*EXERCISE TASK*.
All of the material should be reproduced exactly, with pictures left out.

Excerpts from a figure dataset

(begin)

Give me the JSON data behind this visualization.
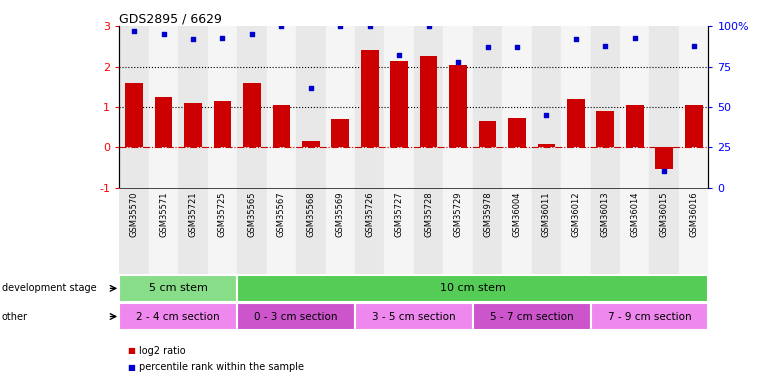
{
  "title": "GDS2895 / 6629",
  "samples": [
    "GSM35570",
    "GSM35571",
    "GSM35721",
    "GSM35725",
    "GSM35565",
    "GSM35567",
    "GSM35568",
    "GSM35569",
    "GSM35726",
    "GSM35727",
    "GSM35728",
    "GSM35729",
    "GSM35978",
    "GSM36004",
    "GSM36011",
    "GSM36012",
    "GSM36013",
    "GSM36014",
    "GSM36015",
    "GSM36016"
  ],
  "log2_ratio": [
    1.6,
    1.25,
    1.1,
    1.15,
    1.6,
    1.05,
    0.15,
    0.7,
    2.4,
    2.15,
    2.25,
    2.05,
    0.65,
    0.72,
    0.07,
    1.2,
    0.9,
    1.05,
    -0.55,
    1.05
  ],
  "percentile": [
    97,
    95,
    92,
    93,
    95,
    100,
    62,
    100,
    100,
    82,
    100,
    78,
    87,
    87,
    45,
    92,
    88,
    93,
    10,
    88
  ],
  "ylim_left": [
    -1,
    3
  ],
  "ylim_right": [
    0,
    100
  ],
  "yticks_left": [
    -1,
    0,
    1,
    2,
    3
  ],
  "yticks_right": [
    0,
    25,
    50,
    75,
    100
  ],
  "yticklabels_right": [
    "0",
    "25",
    "50",
    "75",
    "100%"
  ],
  "bar_color": "#cc0000",
  "scatter_color": "#0000cc",
  "dashed_line_color": "#cc0000",
  "dev_stage_groups": [
    {
      "label": "5 cm stem",
      "start": 0,
      "end": 4,
      "color": "#88dd88"
    },
    {
      "label": "10 cm stem",
      "start": 4,
      "end": 20,
      "color": "#55cc55"
    }
  ],
  "other_groups": [
    {
      "label": "2 - 4 cm section",
      "start": 0,
      "end": 4,
      "color": "#ee88ee"
    },
    {
      "label": "0 - 3 cm section",
      "start": 4,
      "end": 8,
      "color": "#cc55cc"
    },
    {
      "label": "3 - 5 cm section",
      "start": 8,
      "end": 12,
      "color": "#ee88ee"
    },
    {
      "label": "5 - 7 cm section",
      "start": 12,
      "end": 16,
      "color": "#cc55cc"
    },
    {
      "label": "7 - 9 cm section",
      "start": 16,
      "end": 20,
      "color": "#ee88ee"
    }
  ],
  "legend_items": [
    {
      "label": "log2 ratio",
      "color": "#cc0000"
    },
    {
      "label": "percentile rank within the sample",
      "color": "#0000cc"
    }
  ]
}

(end)

*ANSWER IN FULL*.
Give me the JSON data behind this visualization.
{
  "title": "GDS2895 / 6629",
  "samples": [
    "GSM35570",
    "GSM35571",
    "GSM35721",
    "GSM35725",
    "GSM35565",
    "GSM35567",
    "GSM35568",
    "GSM35569",
    "GSM35726",
    "GSM35727",
    "GSM35728",
    "GSM35729",
    "GSM35978",
    "GSM36004",
    "GSM36011",
    "GSM36012",
    "GSM36013",
    "GSM36014",
    "GSM36015",
    "GSM36016"
  ],
  "log2_ratio": [
    1.6,
    1.25,
    1.1,
    1.15,
    1.6,
    1.05,
    0.15,
    0.7,
    2.4,
    2.15,
    2.25,
    2.05,
    0.65,
    0.72,
    0.07,
    1.2,
    0.9,
    1.05,
    -0.55,
    1.05
  ],
  "percentile": [
    97,
    95,
    92,
    93,
    95,
    100,
    62,
    100,
    100,
    82,
    100,
    78,
    87,
    87,
    45,
    92,
    88,
    93,
    10,
    88
  ],
  "ylim_left": [
    -1,
    3
  ],
  "ylim_right": [
    0,
    100
  ],
  "yticks_left": [
    -1,
    0,
    1,
    2,
    3
  ],
  "yticks_right": [
    0,
    25,
    50,
    75,
    100
  ],
  "yticklabels_right": [
    "0",
    "25",
    "50",
    "75",
    "100%"
  ],
  "bar_color": "#cc0000",
  "scatter_color": "#0000cc",
  "dashed_line_color": "#cc0000",
  "dev_stage_groups": [
    {
      "label": "5 cm stem",
      "start": 0,
      "end": 4,
      "color": "#88dd88"
    },
    {
      "label": "10 cm stem",
      "start": 4,
      "end": 20,
      "color": "#55cc55"
    }
  ],
  "other_groups": [
    {
      "label": "2 - 4 cm section",
      "start": 0,
      "end": 4,
      "color": "#ee88ee"
    },
    {
      "label": "0 - 3 cm section",
      "start": 4,
      "end": 8,
      "color": "#cc55cc"
    },
    {
      "label": "3 - 5 cm section",
      "start": 8,
      "end": 12,
      "color": "#ee88ee"
    },
    {
      "label": "5 - 7 cm section",
      "start": 12,
      "end": 16,
      "color": "#cc55cc"
    },
    {
      "label": "7 - 9 cm section",
      "start": 16,
      "end": 20,
      "color": "#ee88ee"
    }
  ],
  "legend_items": [
    {
      "label": "log2 ratio",
      "color": "#cc0000"
    },
    {
      "label": "percentile rank within the sample",
      "color": "#0000cc"
    }
  ]
}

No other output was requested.